**TEXT**.
Ah, But Afterward!

First in a series titled “Upper Room Discourses.”
Delivered July 28, 2002 by Dr. John Murray Smoot.

Sermon Text:
John 13:1-12

I’ve got three books with me this morning that I want to share with you. They talk about fantasy and wonder and incredible things. The first book I have here is written by Charles Dodson, aka Lewis Carroll. He was an eccentric Oxford don and he wrote stories for one of his neighbors, Alice, and he takes Alice in to Wonderland. She chases a white rabbit down a hole and gets in to all kinds of exciting adventures and then she climbs up on a mantel piece with high imagination and wondering if she could go through the looking glass and when she touched the looking glass, it wasn’t hard at all. It was real soft, almost like gauze and so she walked right through the looking glass and found herself in the looking glass world, where everything was sort of in reverse. And oh my goodness what she ran into there, the “Jabberwocky”. I hope you have memorized that as I have or “the walrus and the carpenter”, but then that’s a very little interesting book of fantasy.

**SET EXERCISE A**.
Translate this sentence from the sermon into Spanish: "The first book I have here is written by Charles Dodson, aka Lewis Carroll."
The listing that follows is unrelated to the sermon.

**DATA TO USE**.
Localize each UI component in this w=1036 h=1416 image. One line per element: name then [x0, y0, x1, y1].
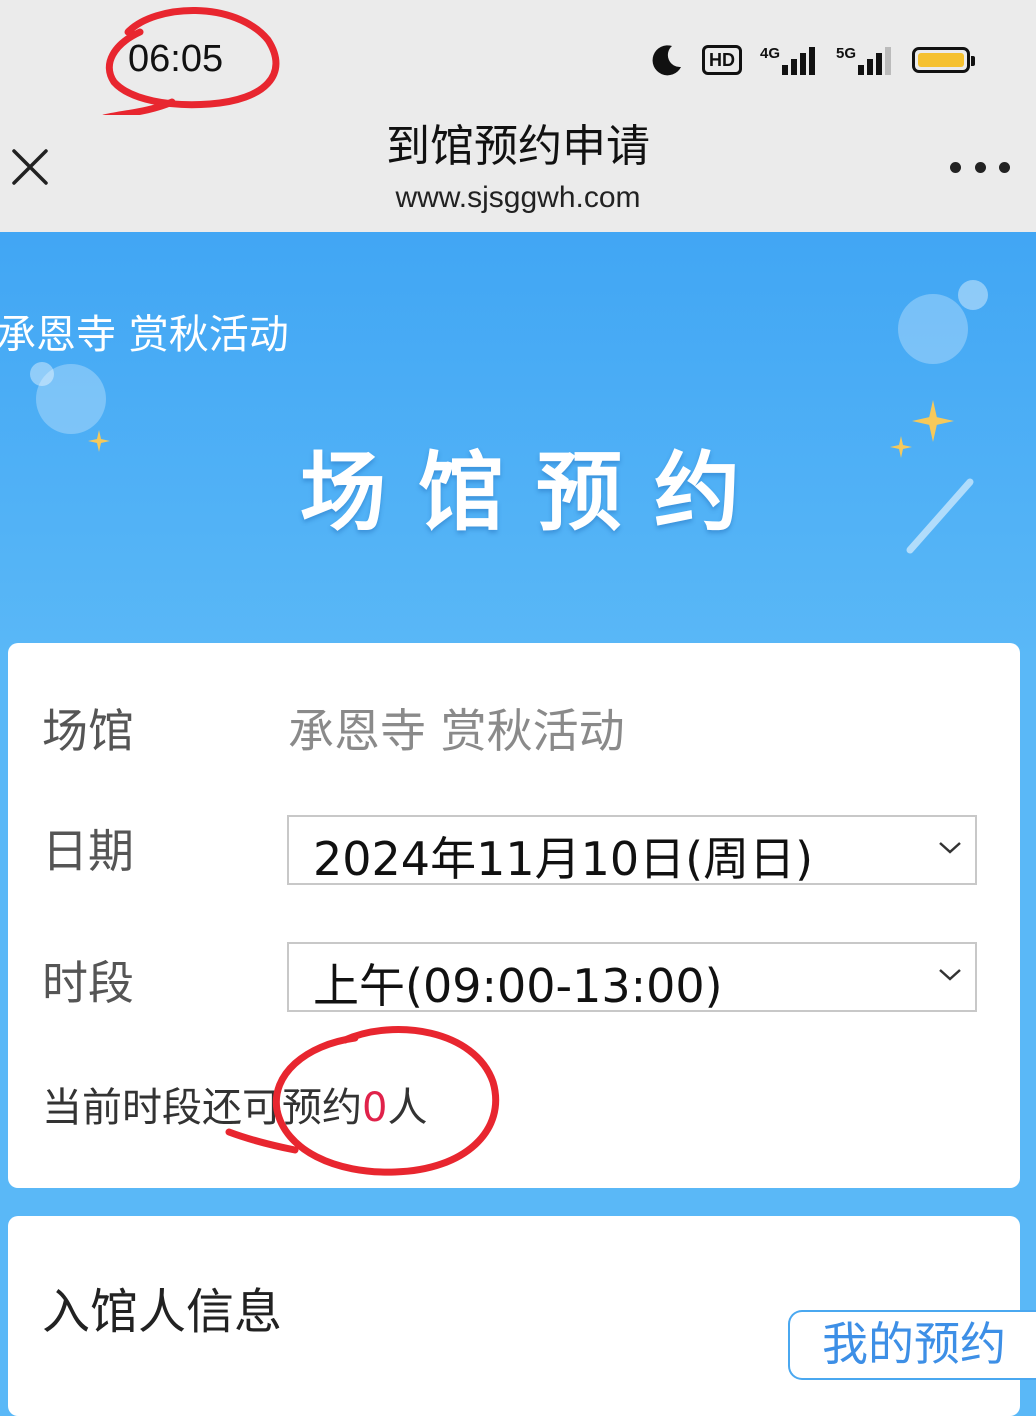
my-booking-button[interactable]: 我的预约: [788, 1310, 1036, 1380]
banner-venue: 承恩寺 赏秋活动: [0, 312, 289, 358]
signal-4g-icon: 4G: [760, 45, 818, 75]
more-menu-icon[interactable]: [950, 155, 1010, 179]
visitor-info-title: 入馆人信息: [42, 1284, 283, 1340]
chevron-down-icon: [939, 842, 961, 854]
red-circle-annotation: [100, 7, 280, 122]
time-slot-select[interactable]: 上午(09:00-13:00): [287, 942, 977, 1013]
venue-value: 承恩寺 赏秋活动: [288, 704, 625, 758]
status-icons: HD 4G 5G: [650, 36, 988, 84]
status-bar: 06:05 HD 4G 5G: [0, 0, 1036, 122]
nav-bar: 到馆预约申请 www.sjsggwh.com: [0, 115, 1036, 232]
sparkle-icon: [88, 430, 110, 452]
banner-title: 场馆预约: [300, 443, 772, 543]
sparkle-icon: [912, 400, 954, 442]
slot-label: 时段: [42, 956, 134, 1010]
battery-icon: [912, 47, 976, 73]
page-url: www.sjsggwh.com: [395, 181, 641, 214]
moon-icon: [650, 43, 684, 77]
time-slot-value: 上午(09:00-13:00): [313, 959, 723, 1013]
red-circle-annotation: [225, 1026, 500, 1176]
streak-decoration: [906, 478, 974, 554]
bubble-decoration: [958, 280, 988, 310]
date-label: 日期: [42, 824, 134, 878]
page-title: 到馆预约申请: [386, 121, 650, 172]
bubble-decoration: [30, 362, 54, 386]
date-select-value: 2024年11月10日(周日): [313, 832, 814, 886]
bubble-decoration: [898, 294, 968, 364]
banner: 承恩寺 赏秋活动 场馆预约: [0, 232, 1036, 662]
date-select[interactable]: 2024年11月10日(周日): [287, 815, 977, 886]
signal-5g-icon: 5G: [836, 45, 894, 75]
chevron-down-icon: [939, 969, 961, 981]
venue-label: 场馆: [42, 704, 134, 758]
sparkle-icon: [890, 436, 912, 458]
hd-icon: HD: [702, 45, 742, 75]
---
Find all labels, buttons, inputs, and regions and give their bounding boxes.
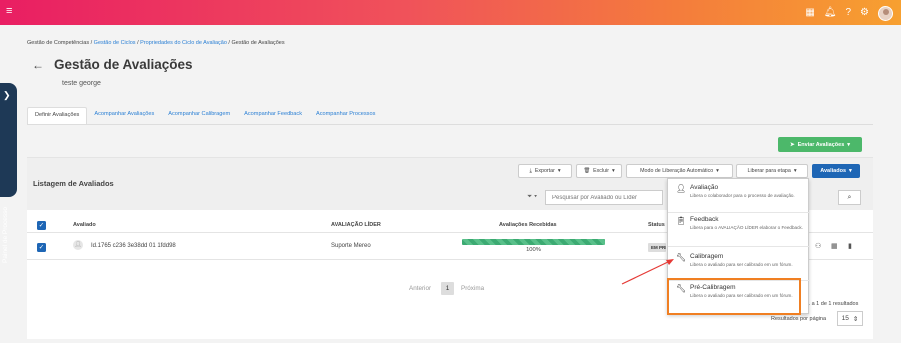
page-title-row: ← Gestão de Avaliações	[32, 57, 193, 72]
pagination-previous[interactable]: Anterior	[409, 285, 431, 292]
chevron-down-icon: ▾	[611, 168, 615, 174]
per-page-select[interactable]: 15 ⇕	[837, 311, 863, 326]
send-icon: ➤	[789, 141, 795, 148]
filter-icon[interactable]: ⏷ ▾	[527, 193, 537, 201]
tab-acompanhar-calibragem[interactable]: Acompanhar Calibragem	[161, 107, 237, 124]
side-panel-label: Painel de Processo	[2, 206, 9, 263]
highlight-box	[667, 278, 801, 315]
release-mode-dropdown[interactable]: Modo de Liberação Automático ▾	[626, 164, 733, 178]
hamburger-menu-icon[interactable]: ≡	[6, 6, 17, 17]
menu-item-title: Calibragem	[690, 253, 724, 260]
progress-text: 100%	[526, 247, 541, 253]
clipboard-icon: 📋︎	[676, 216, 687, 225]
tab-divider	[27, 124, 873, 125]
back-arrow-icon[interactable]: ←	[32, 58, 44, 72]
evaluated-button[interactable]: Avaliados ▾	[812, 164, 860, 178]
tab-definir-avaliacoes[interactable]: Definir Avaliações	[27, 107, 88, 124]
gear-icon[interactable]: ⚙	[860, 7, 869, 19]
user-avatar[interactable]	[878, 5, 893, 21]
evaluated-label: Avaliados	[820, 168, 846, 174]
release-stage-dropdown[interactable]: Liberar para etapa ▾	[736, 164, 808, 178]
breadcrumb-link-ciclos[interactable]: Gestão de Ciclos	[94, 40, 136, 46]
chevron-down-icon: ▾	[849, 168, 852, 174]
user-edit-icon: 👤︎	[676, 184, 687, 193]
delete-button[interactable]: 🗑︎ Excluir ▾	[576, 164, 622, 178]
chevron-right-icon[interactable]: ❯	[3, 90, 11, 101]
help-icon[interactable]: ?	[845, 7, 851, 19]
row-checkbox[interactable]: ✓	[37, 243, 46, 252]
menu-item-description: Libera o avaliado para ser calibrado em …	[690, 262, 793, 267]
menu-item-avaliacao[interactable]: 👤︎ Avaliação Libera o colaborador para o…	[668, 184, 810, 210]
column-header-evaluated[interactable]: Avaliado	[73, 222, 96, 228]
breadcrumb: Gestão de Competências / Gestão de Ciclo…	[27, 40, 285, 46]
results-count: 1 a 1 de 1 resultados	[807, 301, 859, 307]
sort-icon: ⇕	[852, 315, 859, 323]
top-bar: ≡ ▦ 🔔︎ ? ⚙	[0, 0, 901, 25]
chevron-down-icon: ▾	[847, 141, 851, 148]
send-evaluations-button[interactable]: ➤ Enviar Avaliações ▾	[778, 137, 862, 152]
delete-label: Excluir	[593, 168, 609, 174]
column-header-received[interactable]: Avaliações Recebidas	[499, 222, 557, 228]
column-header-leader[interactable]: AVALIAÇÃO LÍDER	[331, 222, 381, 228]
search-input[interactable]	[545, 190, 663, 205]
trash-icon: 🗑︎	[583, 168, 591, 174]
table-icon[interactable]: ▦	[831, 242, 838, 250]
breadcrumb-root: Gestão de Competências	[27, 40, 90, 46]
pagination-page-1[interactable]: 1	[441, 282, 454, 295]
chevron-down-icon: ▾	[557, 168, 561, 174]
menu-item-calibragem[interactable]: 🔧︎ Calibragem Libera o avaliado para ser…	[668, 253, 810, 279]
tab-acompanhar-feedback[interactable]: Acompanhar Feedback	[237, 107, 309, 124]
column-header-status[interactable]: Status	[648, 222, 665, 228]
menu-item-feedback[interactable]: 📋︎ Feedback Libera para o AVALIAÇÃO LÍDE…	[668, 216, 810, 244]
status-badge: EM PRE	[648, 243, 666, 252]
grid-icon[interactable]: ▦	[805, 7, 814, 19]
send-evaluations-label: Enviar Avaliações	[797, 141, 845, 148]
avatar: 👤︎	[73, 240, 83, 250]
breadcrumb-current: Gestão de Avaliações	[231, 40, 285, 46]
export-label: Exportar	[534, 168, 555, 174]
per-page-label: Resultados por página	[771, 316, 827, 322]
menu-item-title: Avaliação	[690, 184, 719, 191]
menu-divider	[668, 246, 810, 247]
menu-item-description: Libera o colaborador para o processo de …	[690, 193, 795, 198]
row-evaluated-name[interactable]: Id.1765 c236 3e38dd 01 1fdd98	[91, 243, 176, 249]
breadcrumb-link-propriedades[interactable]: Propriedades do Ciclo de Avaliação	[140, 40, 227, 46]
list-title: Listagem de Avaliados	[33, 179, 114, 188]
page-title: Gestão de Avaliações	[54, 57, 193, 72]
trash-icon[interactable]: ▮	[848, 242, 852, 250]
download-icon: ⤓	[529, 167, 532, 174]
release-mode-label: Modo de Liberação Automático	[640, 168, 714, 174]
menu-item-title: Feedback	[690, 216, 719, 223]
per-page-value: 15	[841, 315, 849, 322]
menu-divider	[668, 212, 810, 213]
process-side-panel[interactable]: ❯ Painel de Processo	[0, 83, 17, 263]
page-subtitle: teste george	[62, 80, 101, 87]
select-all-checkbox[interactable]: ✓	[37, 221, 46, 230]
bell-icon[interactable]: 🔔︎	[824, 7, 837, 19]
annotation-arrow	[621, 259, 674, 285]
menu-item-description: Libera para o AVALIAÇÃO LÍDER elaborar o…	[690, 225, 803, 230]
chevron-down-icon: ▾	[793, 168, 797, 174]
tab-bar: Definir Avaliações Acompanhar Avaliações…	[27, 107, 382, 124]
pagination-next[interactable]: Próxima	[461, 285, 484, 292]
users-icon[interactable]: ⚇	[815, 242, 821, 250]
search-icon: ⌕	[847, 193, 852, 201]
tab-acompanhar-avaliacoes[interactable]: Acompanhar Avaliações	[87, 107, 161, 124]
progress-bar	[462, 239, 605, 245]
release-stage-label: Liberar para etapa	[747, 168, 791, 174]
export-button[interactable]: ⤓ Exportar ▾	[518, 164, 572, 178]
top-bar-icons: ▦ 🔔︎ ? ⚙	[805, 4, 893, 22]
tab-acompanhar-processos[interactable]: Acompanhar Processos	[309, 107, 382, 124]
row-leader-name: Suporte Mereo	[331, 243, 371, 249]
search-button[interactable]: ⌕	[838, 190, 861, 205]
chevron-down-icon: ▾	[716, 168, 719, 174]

**SET EXERCISE B**.
In the listing, edit the lines from the line with "page-title-row: ← Gestão" up to and including the line with "141, 795, 148]" so that "chevron-down-icon" becomes "dropdown-arrow-icon" and nothing else changes. Return only those lines.

**WRITTEN SOLUTION A**.
El primer libro que tengo aquí está escrito por Charles Dodson, alias Lewis Carroll.

**WRITTEN SOLUTION B**.
page-title-row: ← Gestão de Avaliações	[32, 57, 193, 72]
pagination-previous[interactable]: Anterior	[409, 285, 431, 292]
dropdown-arrow-icon: ▾	[611, 168, 615, 174]
per-page-select[interactable]: 15 ⇕	[837, 311, 863, 326]
send-icon: ➤	[789, 141, 795, 148]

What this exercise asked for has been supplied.